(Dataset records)

--

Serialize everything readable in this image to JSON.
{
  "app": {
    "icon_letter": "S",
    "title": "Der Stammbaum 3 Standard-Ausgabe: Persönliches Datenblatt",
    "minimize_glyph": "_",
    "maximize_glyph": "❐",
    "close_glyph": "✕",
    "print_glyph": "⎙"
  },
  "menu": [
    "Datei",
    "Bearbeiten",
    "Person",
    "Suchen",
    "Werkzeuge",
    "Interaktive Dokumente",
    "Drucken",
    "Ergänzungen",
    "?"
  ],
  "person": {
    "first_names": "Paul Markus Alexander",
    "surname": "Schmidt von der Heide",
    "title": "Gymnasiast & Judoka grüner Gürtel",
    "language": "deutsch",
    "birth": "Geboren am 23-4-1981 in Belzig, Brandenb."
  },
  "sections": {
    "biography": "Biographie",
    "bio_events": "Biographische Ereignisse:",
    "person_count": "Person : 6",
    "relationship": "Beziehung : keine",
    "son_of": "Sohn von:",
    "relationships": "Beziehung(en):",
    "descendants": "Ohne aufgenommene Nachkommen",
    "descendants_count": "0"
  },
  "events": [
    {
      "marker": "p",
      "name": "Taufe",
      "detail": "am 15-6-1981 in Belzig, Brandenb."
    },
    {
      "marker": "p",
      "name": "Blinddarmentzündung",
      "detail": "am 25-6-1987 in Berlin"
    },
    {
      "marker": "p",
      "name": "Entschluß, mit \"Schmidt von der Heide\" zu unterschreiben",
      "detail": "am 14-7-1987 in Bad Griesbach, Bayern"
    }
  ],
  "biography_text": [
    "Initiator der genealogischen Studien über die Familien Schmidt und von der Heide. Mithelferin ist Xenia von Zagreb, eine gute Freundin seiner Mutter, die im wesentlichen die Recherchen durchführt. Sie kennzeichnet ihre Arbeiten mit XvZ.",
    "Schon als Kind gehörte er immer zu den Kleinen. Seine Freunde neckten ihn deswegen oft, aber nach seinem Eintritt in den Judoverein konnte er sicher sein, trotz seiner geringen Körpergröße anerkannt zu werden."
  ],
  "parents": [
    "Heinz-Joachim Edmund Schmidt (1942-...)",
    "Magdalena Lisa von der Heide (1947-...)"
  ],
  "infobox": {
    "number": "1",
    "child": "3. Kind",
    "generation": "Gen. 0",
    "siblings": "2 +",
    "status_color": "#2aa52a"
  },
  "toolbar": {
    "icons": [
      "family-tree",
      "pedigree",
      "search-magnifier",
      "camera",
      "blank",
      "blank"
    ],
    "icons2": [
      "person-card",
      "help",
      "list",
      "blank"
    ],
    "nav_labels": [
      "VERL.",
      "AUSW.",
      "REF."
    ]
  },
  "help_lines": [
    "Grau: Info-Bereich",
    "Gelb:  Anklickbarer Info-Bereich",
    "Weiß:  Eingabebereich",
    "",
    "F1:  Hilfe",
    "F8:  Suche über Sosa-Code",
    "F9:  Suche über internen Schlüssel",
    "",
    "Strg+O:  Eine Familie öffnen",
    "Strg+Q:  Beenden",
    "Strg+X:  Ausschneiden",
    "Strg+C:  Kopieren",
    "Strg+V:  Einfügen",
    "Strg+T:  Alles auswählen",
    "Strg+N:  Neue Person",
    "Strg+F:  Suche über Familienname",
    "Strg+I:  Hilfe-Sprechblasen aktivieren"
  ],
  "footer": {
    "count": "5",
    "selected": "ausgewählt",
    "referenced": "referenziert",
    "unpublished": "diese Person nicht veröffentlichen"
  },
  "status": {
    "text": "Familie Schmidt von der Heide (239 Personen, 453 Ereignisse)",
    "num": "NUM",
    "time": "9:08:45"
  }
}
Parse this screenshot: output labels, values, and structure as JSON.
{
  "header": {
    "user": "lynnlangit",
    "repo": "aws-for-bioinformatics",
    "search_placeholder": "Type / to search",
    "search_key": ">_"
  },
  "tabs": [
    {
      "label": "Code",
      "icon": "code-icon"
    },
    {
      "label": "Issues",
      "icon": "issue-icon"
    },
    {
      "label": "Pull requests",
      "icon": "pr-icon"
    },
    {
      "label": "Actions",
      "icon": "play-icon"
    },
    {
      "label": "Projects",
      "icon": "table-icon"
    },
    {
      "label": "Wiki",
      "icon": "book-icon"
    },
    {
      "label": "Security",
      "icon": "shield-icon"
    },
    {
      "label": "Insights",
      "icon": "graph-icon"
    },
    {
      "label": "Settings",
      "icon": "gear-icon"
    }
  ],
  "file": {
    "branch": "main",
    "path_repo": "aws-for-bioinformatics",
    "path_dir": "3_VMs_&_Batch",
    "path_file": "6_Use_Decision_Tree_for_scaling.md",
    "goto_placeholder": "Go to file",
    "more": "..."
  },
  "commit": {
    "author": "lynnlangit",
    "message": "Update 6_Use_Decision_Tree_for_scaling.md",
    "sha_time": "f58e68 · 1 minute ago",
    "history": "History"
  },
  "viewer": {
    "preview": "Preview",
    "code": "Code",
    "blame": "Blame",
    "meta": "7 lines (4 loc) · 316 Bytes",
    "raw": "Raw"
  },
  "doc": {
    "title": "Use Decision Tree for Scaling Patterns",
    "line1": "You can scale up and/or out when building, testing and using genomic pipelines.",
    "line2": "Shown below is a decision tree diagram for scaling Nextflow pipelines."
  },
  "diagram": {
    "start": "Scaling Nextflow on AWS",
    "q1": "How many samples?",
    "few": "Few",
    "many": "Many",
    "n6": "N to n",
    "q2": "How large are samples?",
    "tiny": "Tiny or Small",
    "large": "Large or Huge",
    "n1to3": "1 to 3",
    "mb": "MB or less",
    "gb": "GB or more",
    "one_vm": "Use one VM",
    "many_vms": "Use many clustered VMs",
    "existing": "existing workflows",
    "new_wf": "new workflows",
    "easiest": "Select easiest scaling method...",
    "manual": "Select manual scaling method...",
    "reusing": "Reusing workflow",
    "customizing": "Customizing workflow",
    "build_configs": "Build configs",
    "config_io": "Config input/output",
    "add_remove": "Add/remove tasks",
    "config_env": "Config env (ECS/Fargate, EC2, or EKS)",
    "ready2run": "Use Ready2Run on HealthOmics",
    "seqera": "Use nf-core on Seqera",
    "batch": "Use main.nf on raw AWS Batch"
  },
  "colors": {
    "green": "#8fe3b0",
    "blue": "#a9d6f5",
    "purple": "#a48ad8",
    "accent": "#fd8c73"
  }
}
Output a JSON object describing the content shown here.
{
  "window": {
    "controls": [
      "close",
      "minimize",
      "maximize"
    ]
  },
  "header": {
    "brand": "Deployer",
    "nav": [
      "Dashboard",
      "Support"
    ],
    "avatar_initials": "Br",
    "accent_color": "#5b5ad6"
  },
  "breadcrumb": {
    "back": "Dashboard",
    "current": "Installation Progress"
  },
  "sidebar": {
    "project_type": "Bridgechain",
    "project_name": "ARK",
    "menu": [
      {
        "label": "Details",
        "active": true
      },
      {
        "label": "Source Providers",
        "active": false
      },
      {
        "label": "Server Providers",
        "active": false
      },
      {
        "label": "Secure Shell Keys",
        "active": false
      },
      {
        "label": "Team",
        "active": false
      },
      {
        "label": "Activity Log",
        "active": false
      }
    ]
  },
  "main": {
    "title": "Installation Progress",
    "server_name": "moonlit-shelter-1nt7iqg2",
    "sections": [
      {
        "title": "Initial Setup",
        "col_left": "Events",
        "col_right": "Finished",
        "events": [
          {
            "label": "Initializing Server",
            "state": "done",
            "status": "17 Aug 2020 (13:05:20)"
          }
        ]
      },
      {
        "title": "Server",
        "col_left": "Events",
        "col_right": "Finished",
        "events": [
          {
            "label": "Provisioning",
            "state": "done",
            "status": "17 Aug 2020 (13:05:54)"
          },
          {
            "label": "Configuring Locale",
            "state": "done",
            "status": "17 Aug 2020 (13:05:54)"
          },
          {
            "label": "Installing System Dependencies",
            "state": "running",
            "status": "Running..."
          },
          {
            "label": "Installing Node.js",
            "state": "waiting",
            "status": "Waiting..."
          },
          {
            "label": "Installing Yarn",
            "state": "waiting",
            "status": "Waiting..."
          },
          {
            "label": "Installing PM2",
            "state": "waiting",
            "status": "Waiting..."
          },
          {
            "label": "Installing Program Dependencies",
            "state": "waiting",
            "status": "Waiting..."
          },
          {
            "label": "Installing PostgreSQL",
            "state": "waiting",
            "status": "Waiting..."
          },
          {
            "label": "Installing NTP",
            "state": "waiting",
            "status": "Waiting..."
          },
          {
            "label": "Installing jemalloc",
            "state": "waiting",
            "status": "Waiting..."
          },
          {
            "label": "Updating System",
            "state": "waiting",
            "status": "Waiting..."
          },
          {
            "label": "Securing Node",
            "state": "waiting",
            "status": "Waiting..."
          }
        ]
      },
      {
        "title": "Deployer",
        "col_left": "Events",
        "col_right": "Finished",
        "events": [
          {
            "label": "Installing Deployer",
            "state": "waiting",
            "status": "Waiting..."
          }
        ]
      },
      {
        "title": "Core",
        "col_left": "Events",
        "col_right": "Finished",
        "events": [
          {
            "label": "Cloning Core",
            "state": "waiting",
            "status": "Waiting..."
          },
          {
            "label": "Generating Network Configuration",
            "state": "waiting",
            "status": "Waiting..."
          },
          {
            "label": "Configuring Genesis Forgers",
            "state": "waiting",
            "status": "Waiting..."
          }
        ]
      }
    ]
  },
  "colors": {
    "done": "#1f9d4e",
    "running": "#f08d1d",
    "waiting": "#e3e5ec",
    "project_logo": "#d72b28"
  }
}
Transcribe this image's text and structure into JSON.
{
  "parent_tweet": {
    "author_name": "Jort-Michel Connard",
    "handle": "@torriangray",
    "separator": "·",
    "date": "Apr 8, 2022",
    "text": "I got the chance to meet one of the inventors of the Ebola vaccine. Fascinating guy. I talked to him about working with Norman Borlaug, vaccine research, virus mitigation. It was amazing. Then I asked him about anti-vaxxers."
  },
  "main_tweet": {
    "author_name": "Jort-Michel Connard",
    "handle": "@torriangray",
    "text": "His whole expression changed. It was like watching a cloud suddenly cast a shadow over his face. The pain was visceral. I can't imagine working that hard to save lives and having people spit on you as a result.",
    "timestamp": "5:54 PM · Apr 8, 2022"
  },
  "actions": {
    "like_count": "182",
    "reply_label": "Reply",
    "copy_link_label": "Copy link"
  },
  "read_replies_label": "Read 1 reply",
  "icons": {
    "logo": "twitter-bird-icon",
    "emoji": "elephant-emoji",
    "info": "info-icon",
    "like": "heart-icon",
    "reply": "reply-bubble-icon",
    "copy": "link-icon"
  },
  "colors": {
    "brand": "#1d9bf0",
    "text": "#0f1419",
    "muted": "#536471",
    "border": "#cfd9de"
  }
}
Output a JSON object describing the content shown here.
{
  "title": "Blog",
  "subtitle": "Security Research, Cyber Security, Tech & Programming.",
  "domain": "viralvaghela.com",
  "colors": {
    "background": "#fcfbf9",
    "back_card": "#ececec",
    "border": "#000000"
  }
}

--

Could you return the lines in the entries above that contain "link"?

    "copy_link_label": "Copy link"
    "copy": "link-icon"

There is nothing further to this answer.